• EXERCISE AIM
Repeat the data that follows, word for word, without the images.

• STORED RECORDS
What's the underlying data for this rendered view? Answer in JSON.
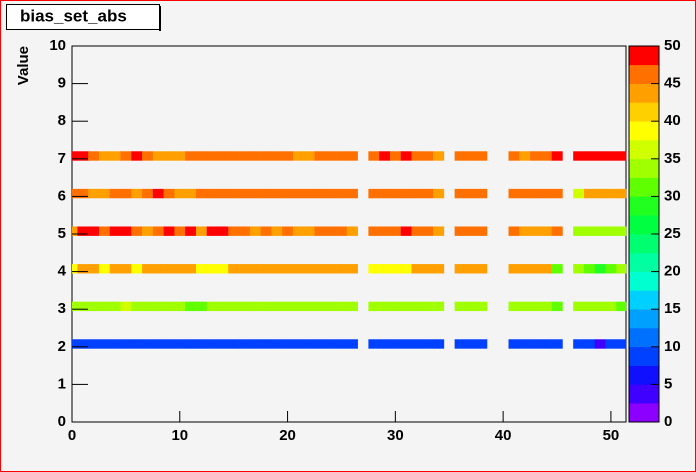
{
  "chart_data": {
    "type": "heatmap",
    "title": "bias_set_abs",
    "ylabel": "Value",
    "xlim": [
      0,
      51.4
    ],
    "xticks": [
      0,
      10,
      20,
      30,
      40,
      50
    ],
    "ylim": [
      0,
      10
    ],
    "yticks": [
      0,
      1,
      2,
      3,
      4,
      5,
      6,
      7,
      8,
      9,
      10
    ],
    "zlim": [
      0,
      50
    ],
    "zticks": [
      0,
      5,
      10,
      15,
      20,
      25,
      30,
      35,
      40,
      45,
      50
    ],
    "palette": [
      "#8b00ff",
      "#4000ff",
      "#1010ff",
      "#0040ff",
      "#0070ff",
      "#00a0ff",
      "#00d0ff",
      "#00ffd0",
      "#00ffa0",
      "#00ff70",
      "#00ff40",
      "#20ff20",
      "#60ff00",
      "#a0ff00",
      "#d0ff00",
      "#ffff00",
      "#ffd000",
      "#ffa000",
      "#ff7000",
      "#ff0000"
    ],
    "x": [
      0,
      1,
      2,
      3,
      4,
      5,
      6,
      7,
      8,
      9,
      10,
      11,
      12,
      13,
      14,
      15,
      16,
      17,
      18,
      19,
      20,
      21,
      22,
      23,
      24,
      25,
      26,
      27,
      28,
      29,
      30,
      31,
      32,
      33,
      34,
      35,
      36,
      37,
      38,
      39,
      40,
      41,
      42,
      43,
      44,
      45,
      46,
      47,
      48,
      49,
      50,
      51
    ],
    "rows": [
      {
        "y": 7,
        "values": [
          49,
          49,
          46,
          43,
          43,
          46,
          49,
          46,
          43,
          43,
          43,
          46,
          46,
          46,
          46,
          46,
          46,
          46,
          46,
          46,
          46,
          43,
          43,
          46,
          46,
          46,
          46,
          null,
          46,
          49,
          46,
          49,
          46,
          46,
          43,
          null,
          46,
          46,
          46,
          null,
          null,
          46,
          43,
          46,
          46,
          49,
          null,
          49,
          49,
          49,
          49,
          49
        ]
      },
      {
        "y": 6,
        "values": [
          46,
          46,
          43,
          43,
          46,
          46,
          43,
          46,
          49,
          46,
          43,
          43,
          46,
          46,
          46,
          46,
          46,
          46,
          46,
          46,
          46,
          46,
          46,
          46,
          46,
          46,
          46,
          null,
          46,
          46,
          46,
          46,
          46,
          46,
          43,
          null,
          46,
          46,
          46,
          null,
          null,
          46,
          46,
          46,
          46,
          46,
          null,
          37,
          43,
          43,
          43,
          43
        ]
      },
      {
        "y": 5,
        "values": [
          43,
          49,
          49,
          46,
          49,
          49,
          46,
          43,
          46,
          49,
          46,
          49,
          43,
          49,
          49,
          46,
          46,
          43,
          46,
          43,
          46,
          43,
          43,
          46,
          46,
          46,
          43,
          null,
          46,
          46,
          46,
          49,
          46,
          46,
          43,
          null,
          46,
          46,
          46,
          null,
          null,
          46,
          43,
          43,
          43,
          46,
          null,
          33,
          33,
          33,
          33,
          33
        ]
      },
      {
        "y": 4,
        "values": [
          38,
          43,
          43,
          38,
          43,
          43,
          38,
          43,
          43,
          43,
          43,
          43,
          38,
          38,
          38,
          43,
          43,
          43,
          43,
          43,
          43,
          43,
          43,
          43,
          43,
          43,
          43,
          null,
          38,
          38,
          38,
          38,
          43,
          43,
          43,
          null,
          43,
          43,
          43,
          null,
          null,
          43,
          43,
          43,
          43,
          30,
          null,
          33,
          30,
          28,
          30,
          33
        ]
      },
      {
        "y": 3,
        "values": [
          34,
          34,
          34,
          34,
          34,
          37,
          34,
          34,
          34,
          34,
          34,
          31,
          31,
          34,
          34,
          34,
          34,
          34,
          34,
          34,
          34,
          34,
          34,
          34,
          34,
          34,
          34,
          null,
          34,
          34,
          34,
          34,
          34,
          34,
          34,
          null,
          34,
          34,
          34,
          null,
          null,
          34,
          34,
          34,
          34,
          30,
          null,
          34,
          34,
          34,
          34,
          31
        ]
      },
      {
        "y": 2,
        "values": [
          8,
          8,
          8,
          8,
          8,
          8,
          8,
          8,
          8,
          8,
          8,
          8,
          8,
          8,
          8,
          8,
          8,
          8,
          8,
          8,
          8,
          8,
          8,
          8,
          8,
          8,
          8,
          null,
          8,
          8,
          8,
          8,
          8,
          8,
          8,
          null,
          8,
          8,
          8,
          null,
          null,
          8,
          8,
          8,
          8,
          8,
          null,
          8,
          8,
          3,
          8,
          8
        ]
      }
    ]
  }
}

• EXERCISE RESPONSE
What's the underlying data for this rendered view? Answer in JSON.
{
  "chart_data": {
    "type": "heatmap",
    "title": "bias_set_abs",
    "ylabel": "Value",
    "xlim": [
      0,
      51.4
    ],
    "xticks": [
      0,
      10,
      20,
      30,
      40,
      50
    ],
    "ylim": [
      0,
      10
    ],
    "yticks": [
      0,
      1,
      2,
      3,
      4,
      5,
      6,
      7,
      8,
      9,
      10
    ],
    "zlim": [
      0,
      50
    ],
    "zticks": [
      0,
      5,
      10,
      15,
      20,
      25,
      30,
      35,
      40,
      45,
      50
    ],
    "palette": [
      "#8b00ff",
      "#4000ff",
      "#1010ff",
      "#0040ff",
      "#0070ff",
      "#00a0ff",
      "#00d0ff",
      "#00ffd0",
      "#00ffa0",
      "#00ff70",
      "#00ff40",
      "#20ff20",
      "#60ff00",
      "#a0ff00",
      "#d0ff00",
      "#ffff00",
      "#ffd000",
      "#ffa000",
      "#ff7000",
      "#ff0000"
    ],
    "x": [
      0,
      1,
      2,
      3,
      4,
      5,
      6,
      7,
      8,
      9,
      10,
      11,
      12,
      13,
      14,
      15,
      16,
      17,
      18,
      19,
      20,
      21,
      22,
      23,
      24,
      25,
      26,
      27,
      28,
      29,
      30,
      31,
      32,
      33,
      34,
      35,
      36,
      37,
      38,
      39,
      40,
      41,
      42,
      43,
      44,
      45,
      46,
      47,
      48,
      49,
      50,
      51
    ],
    "rows": [
      {
        "y": 7,
        "values": [
          49,
          49,
          46,
          43,
          43,
          46,
          49,
          46,
          43,
          43,
          43,
          46,
          46,
          46,
          46,
          46,
          46,
          46,
          46,
          46,
          46,
          43,
          43,
          46,
          46,
          46,
          46,
          null,
          46,
          49,
          46,
          49,
          46,
          46,
          43,
          null,
          46,
          46,
          46,
          null,
          null,
          46,
          43,
          46,
          46,
          49,
          null,
          49,
          49,
          49,
          49,
          49
        ]
      },
      {
        "y": 6,
        "values": [
          46,
          46,
          43,
          43,
          46,
          46,
          43,
          46,
          49,
          46,
          43,
          43,
          46,
          46,
          46,
          46,
          46,
          46,
          46,
          46,
          46,
          46,
          46,
          46,
          46,
          46,
          46,
          null,
          46,
          46,
          46,
          46,
          46,
          46,
          43,
          null,
          46,
          46,
          46,
          null,
          null,
          46,
          46,
          46,
          46,
          46,
          null,
          37,
          43,
          43,
          43,
          43
        ]
      },
      {
        "y": 5,
        "values": [
          43,
          49,
          49,
          46,
          49,
          49,
          46,
          43,
          46,
          49,
          46,
          49,
          43,
          49,
          49,
          46,
          46,
          43,
          46,
          43,
          46,
          43,
          43,
          46,
          46,
          46,
          43,
          null,
          46,
          46,
          46,
          49,
          46,
          46,
          43,
          null,
          46,
          46,
          46,
          null,
          null,
          46,
          43,
          43,
          43,
          46,
          null,
          33,
          33,
          33,
          33,
          33
        ]
      },
      {
        "y": 4,
        "values": [
          38,
          43,
          43,
          38,
          43,
          43,
          38,
          43,
          43,
          43,
          43,
          43,
          38,
          38,
          38,
          43,
          43,
          43,
          43,
          43,
          43,
          43,
          43,
          43,
          43,
          43,
          43,
          null,
          38,
          38,
          38,
          38,
          43,
          43,
          43,
          null,
          43,
          43,
          43,
          null,
          null,
          43,
          43,
          43,
          43,
          30,
          null,
          33,
          30,
          28,
          30,
          33
        ]
      },
      {
        "y": 3,
        "values": [
          34,
          34,
          34,
          34,
          34,
          37,
          34,
          34,
          34,
          34,
          34,
          31,
          31,
          34,
          34,
          34,
          34,
          34,
          34,
          34,
          34,
          34,
          34,
          34,
          34,
          34,
          34,
          null,
          34,
          34,
          34,
          34,
          34,
          34,
          34,
          null,
          34,
          34,
          34,
          null,
          null,
          34,
          34,
          34,
          34,
          30,
          null,
          34,
          34,
          34,
          34,
          31
        ]
      },
      {
        "y": 2,
        "values": [
          8,
          8,
          8,
          8,
          8,
          8,
          8,
          8,
          8,
          8,
          8,
          8,
          8,
          8,
          8,
          8,
          8,
          8,
          8,
          8,
          8,
          8,
          8,
          8,
          8,
          8,
          8,
          null,
          8,
          8,
          8,
          8,
          8,
          8,
          8,
          null,
          8,
          8,
          8,
          null,
          null,
          8,
          8,
          8,
          8,
          8,
          null,
          8,
          8,
          3,
          8,
          8
        ]
      }
    ]
  }
}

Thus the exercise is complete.